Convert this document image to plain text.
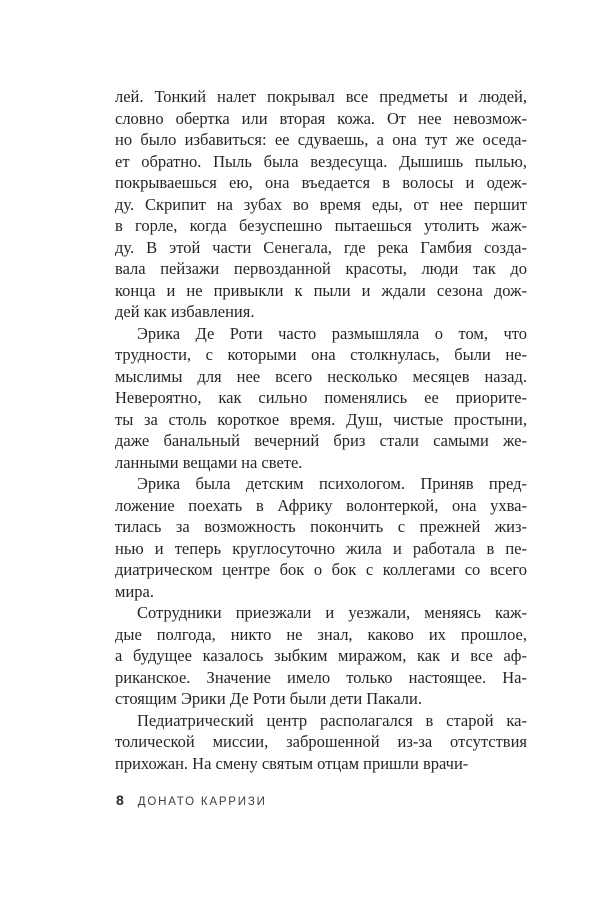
лей. Тонкий налет покрывал все предметы и людей,
словно обертка или вторая кожа. От нее невозмож-
но было избавиться: ее сдуваешь, а она тут же оседа-
ет обратно. Пыль была вездесуща. Дышишь пылью,
покрываешься ею, она въедается в волосы и одеж-
ду. Скрипит на зубах во время еды, от нее першит
в горле, когда безуспешно пытаешься утолить жаж-
ду. В этой части Сенегала, где река Гамбия созда-
вала пейзажи первозданной красоты, люди так до
конца и не привыкли к пыли и ждали сезона дож-
дей как избавления.
Эрика Де Роти часто размышляла о том, что
трудности, с которыми она столкнулась, были не-
мыслимы для нее всего несколько месяцев назад.
Невероятно, как сильно поменялись ее приорите-
ты за столь короткое время. Душ, чистые простыни,
даже банальный вечерний бриз стали самыми же-
ланными вещами на свете.
Эрика была детским психологом. Приняв пред-
ложение поехать в Африку волонтеркой, она ухва-
тилась за возможность покончить с прежней жиз-
нью и теперь круглосуточно жила и работала в пе-
диатрическом центре бок о бок с коллегами со всего
мира.
Сотрудники приезжали и уезжали, меняясь каж-
дые полгода, никто не знал, каково их прошлое,
а будущее казалось зыбким миражом, как и все аф-
риканское. Значение имело только настоящее. На-
стоящим Эрики Де Роти были дети Пакали.
Педиатрический центр располагался в старой ка-
толической миссии, заброшенной из-за отсутствия
прихожан. На смену святым отцам пришли врачи-
8 ДОНАТО КАРРИЗИ
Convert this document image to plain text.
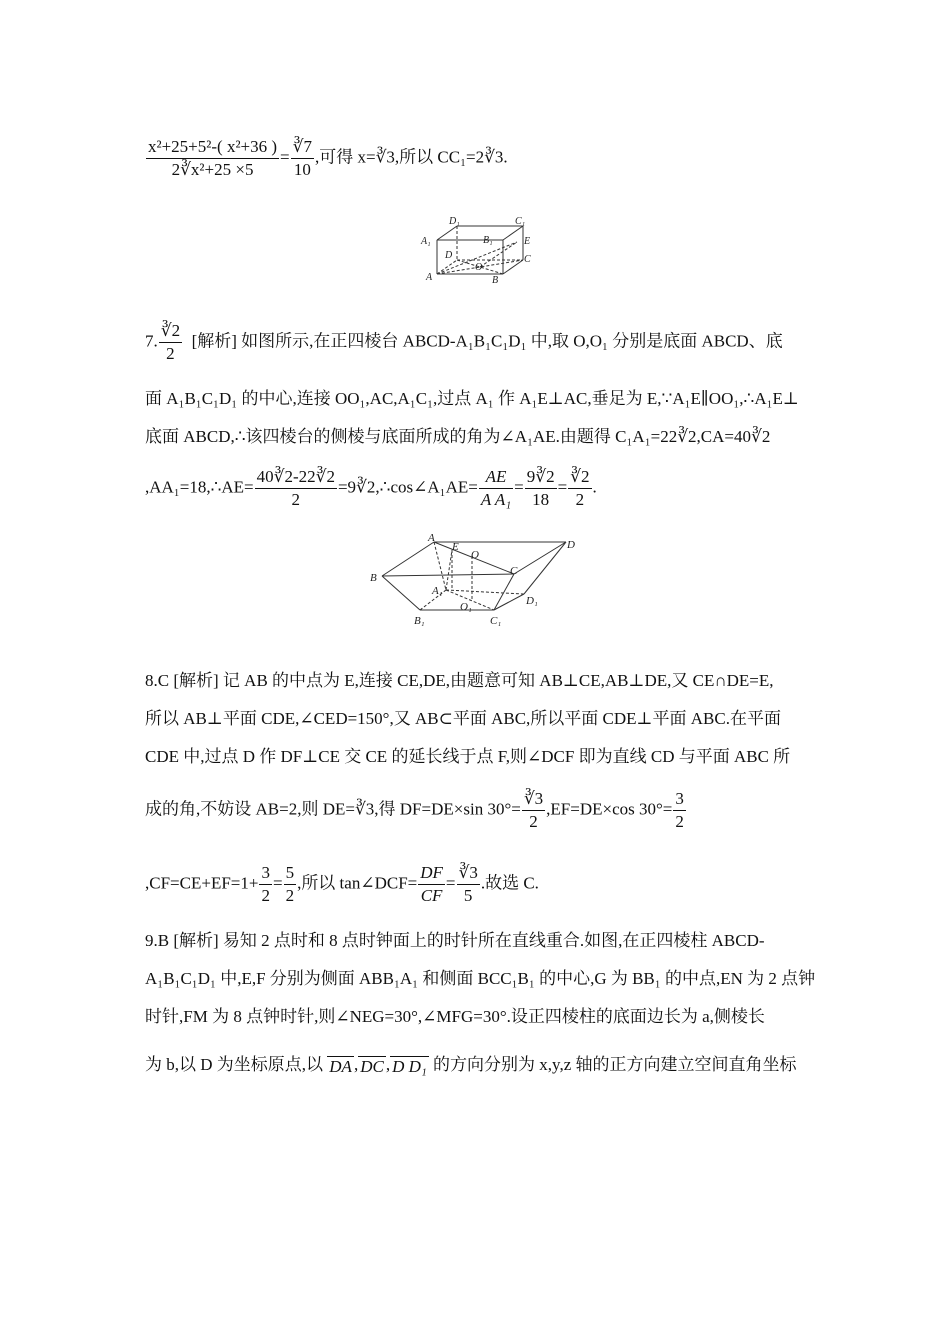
$\frac{\text{x²+25+5²-( x²+36 )}}{\text{2∛x²+25 ×5}} = \frac{∛7}{10}$ ,可得 x=∛3,所以 CC₁=2∛3.
D₁	C₁
A₁	B₁	E
D	C
O
A	B
7. $\frac{∛2}{2}$ [解析] 如图所示,在正四棱台 ABCD-A₁B₁C₁D₁ 中,取 O,O₁ 分别是底面 ABCD、底
面 A₁B₁C₁D₁ 的中心,连接 OO₁,AC,A₁C₁,过点 A₁ 作 A₁E⊥AC,垂足为 E,∵A₁E∥OO₁,∴A₁E⊥
底面 ABCD,∴该四棱台的侧棱与底面所成的角为∠A₁AE.由题得 C₁A₁=22∛2,CA=40∛2
,AA₁=18,∴AE= $\frac{40∛2-22∛2}{2}$ =9∛2,∴cos∠A₁AE= $\frac{AE}{\text{A A₁}} = \frac{9∛2}{18} = \frac{∛2}{2}$ .
A
E
O
D
B
C
A₁
O₁	D₁
B₁	C₁
8.C [解析] 记 AB 的中点为 E,连接 CE,DE,由题意可知 AB⊥CE,AB⊥DE,又 CE∩DE=E,
所以 AB⊥平面 CDE,∠CED=150°,又 AB⊂平面 ABC,所以平面 CDE⊥平面 ABC.在平面
CDE 中,过点 D 作 DF⊥CE 交 CE 的延长线于点 F,则∠DCF 即为直线 CD 与平面 ABC 所
成的角,不妨设 AB=2,则 DE=∛3,得 DF=DE×sin $30^\circ= \frac{∛3}{2} ,EF=DE\times\cos$ $30^\circ= \frac{3}{2}$
$,CF=CE+EF=1+ \frac{3}{2} = \frac{5}{2}$ ,所以 tan∠DCF= $\frac{DF}{CF} = \frac{∛3}{5}$ .故选 C.
9.B [解析] 易知 2 点时和 8 点时钟面上的时针所在直线重合.如图,在正四棱柱 ABCD-
A₁B₁C₁D₁ 中,E,F 分别为侧面 ABB₁A₁ 和侧面 BCC₁B₁ 的中心,G 为 BB₁ 的中点,EN 为 2 点钟
时针,FM 为 8 点钟时针,则∠NEG=30°,∠MFG=30°.设正四棱柱的底面边长为 a,侧棱长
为 b,以 D 为坐标原点,以 DA , DC , D D₁ 的方向分别为 x,y,z 轴的正方向建立空间直角坐标
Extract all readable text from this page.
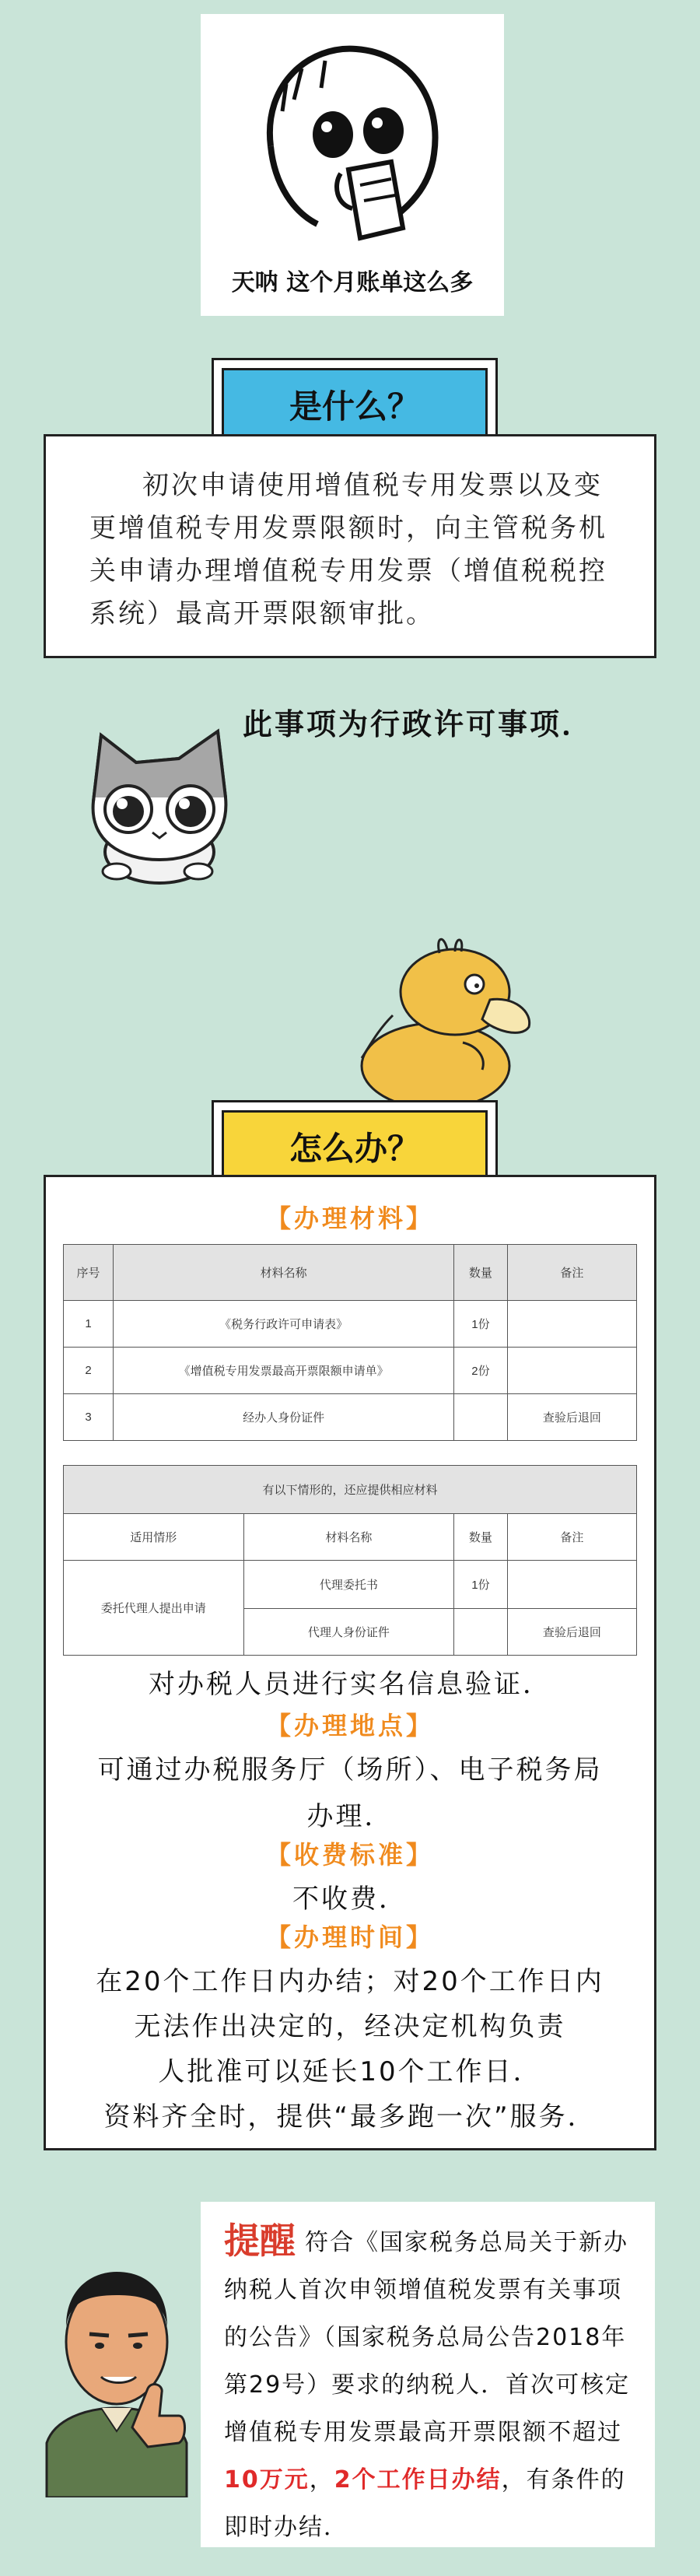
天呐 这个月账单这么多
是什么？

初次申请使用增值税专用发票以及变更增值税专用发票限额时，向主管税务机关申请办理增值税专用发票（增值税税控系统）最高开票限额审批。

此事项为行政许可事项．
怎么办？
【办理材料】
序号	材料名称	数量	备注
1	《税务行政许可申请表》	1份	
2	《增值税专用发票最高开票限额申请单》	2份	
3	经办人身份证件		查验后退回
有以下情形的，还应提供相应材料			
适用情形	材料名称	数量	备注
委托代理人提出申请	代理委托书	1份	
	代理人身份证件		查验后退回
对办税人员进行实名信息验证．
【办理地点】
可通过办税服务厅（场所）、电子税务局
办理．
【收费标准】
不收费．
【办理时间】
在20个工作日内办结；对20个工作日内
无法作出决定的，经决定机构负责
人批准可以延长10个工作日．
资料齐全时，提供“最多跑一次”服务．
提醒 符合《国家税务总局关于新办纳税人首次申领增值税发票有关事项的公告》（国家税务总局公告2018年第29号）要求的纳税人．首次可核定增值税专用发票最高开票限额不超过10万元，2个工作日办结，有条件的即时办结．
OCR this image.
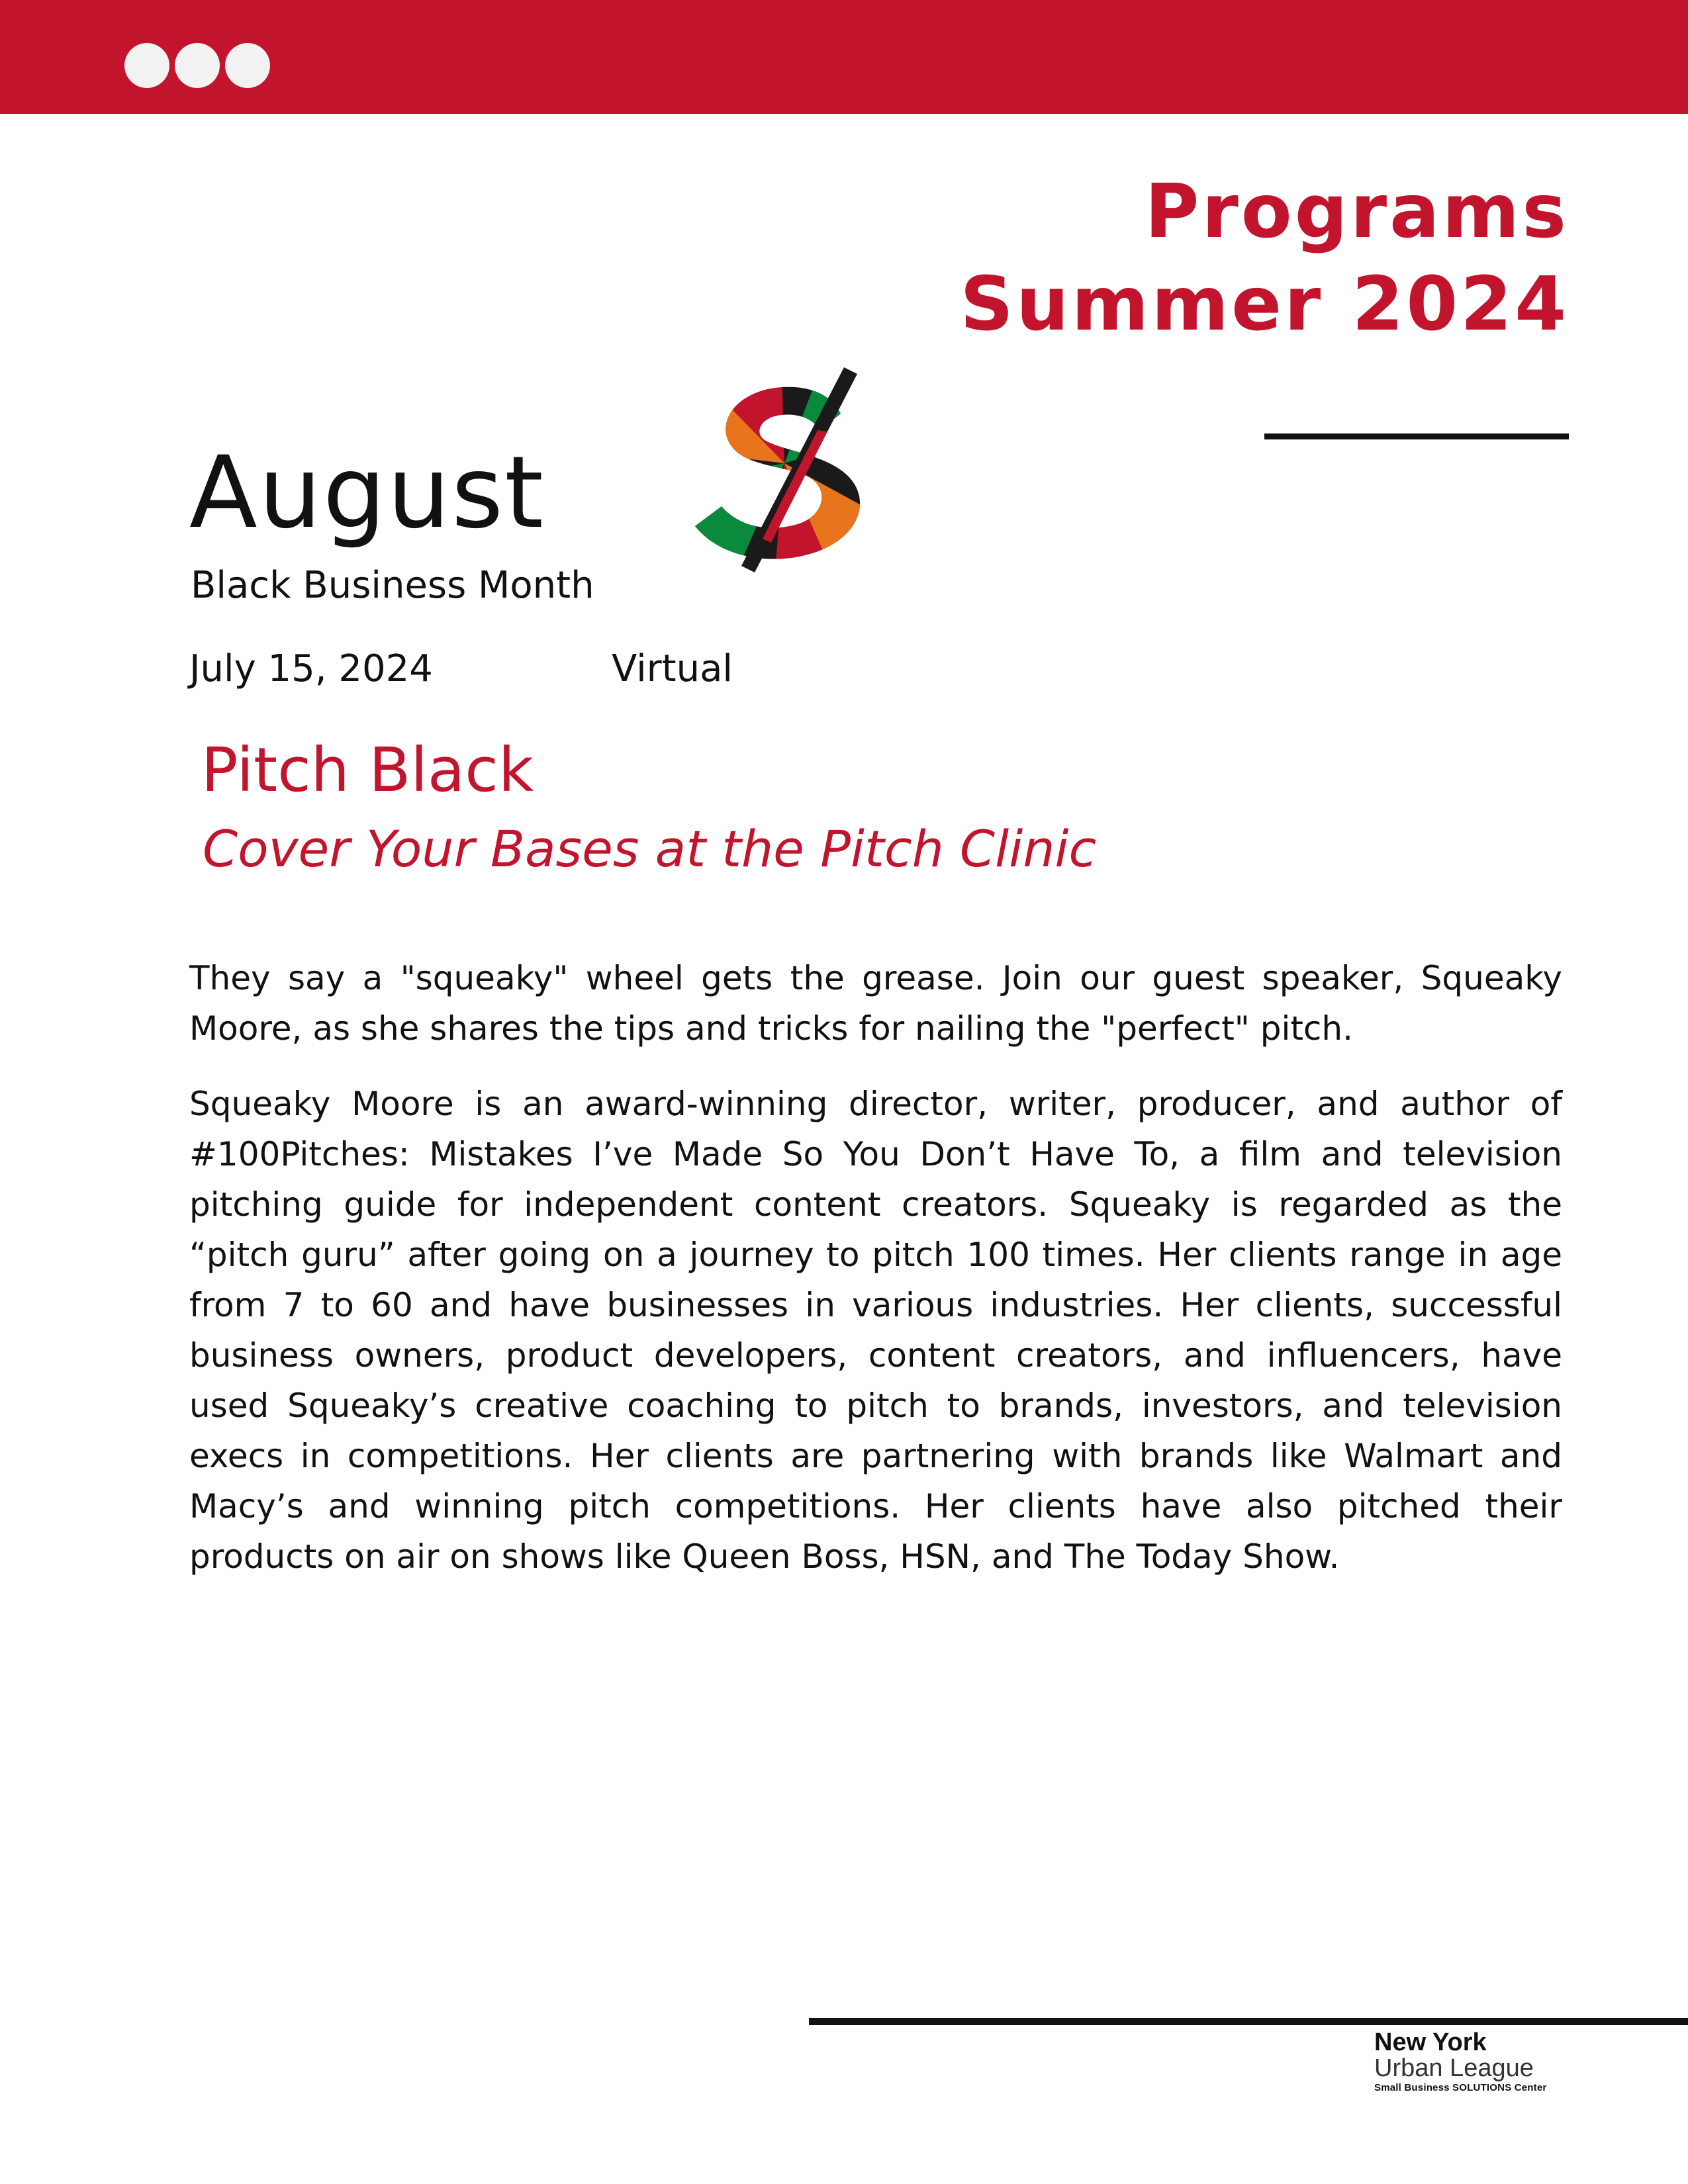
Programs
Summer 2024
August
Black Business Month
July 15, 2024	Virtual
Pitch Black
Cover Your Bases at the Pitch Clinic

They say a "squeaky" wheel gets the grease. Join our guest speaker, Squeaky Moore, as she shares the tips and tricks for nailing the "perfect" pitch.

Squeaky Moore is an award-winning director, writer, producer, and author of #100Pitches: Mistakes I’ve Made So You Don’t Have To, a film and television pitching guide for independent content creators. Squeaky is regarded as the “pitch guru” after going on a journey to pitch 100 times. Her clients range in age from 7 to 60 and have businesses in various industries. Her clients, successful business owners, product developers, content creators, and influencers, have used Squeaky’s creative coaching to pitch to brands, investors, and television execs in competitions. Her clients are partnering with brands like Walmart and Macy’s and winning pitch competitions. Her clients have also pitched their products on air on shows like Queen Boss, HSN, and The Today Show.

New York
Urban League
Small Business SOLUTIONS Center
- - - - -
> YOUR GOAL
Quote the material above exactly, from the line holding "OCR this image." through its last line, including both. Omit the pictures.

> OUTPUT OF THE EXERCISE
OCR this image.
Programs
Summer 2024
August
Black Business Month
July 15, 2024	Virtual
Pitch Black
Cover Your Bases at the Pitch Clinic

They say a "squeaky" wheel gets the grease. Join our guest speaker, Squeaky Moore, as she shares the tips and tricks for nailing the "perfect" pitch.

Squeaky Moore is an award-winning director, writer, producer, and author of #100Pitches: Mistakes I’ve Made So You Don’t Have To, a film and television pitching guide for independent content creators. Squeaky is regarded as the “pitch guru” after going on a journey to pitch 100 times. Her clients range in age from 7 to 60 and have businesses in various industries. Her clients, successful business owners, product developers, content creators, and influencers, have used Squeaky’s creative coaching to pitch to brands, investors, and television execs in competitions. Her clients are partnering with brands like Walmart and Macy’s and winning pitch competitions. Her clients have also pitched their products on air on shows like Queen Boss, HSN, and The Today Show.

New York
Urban League
Small Business SOLUTIONS Center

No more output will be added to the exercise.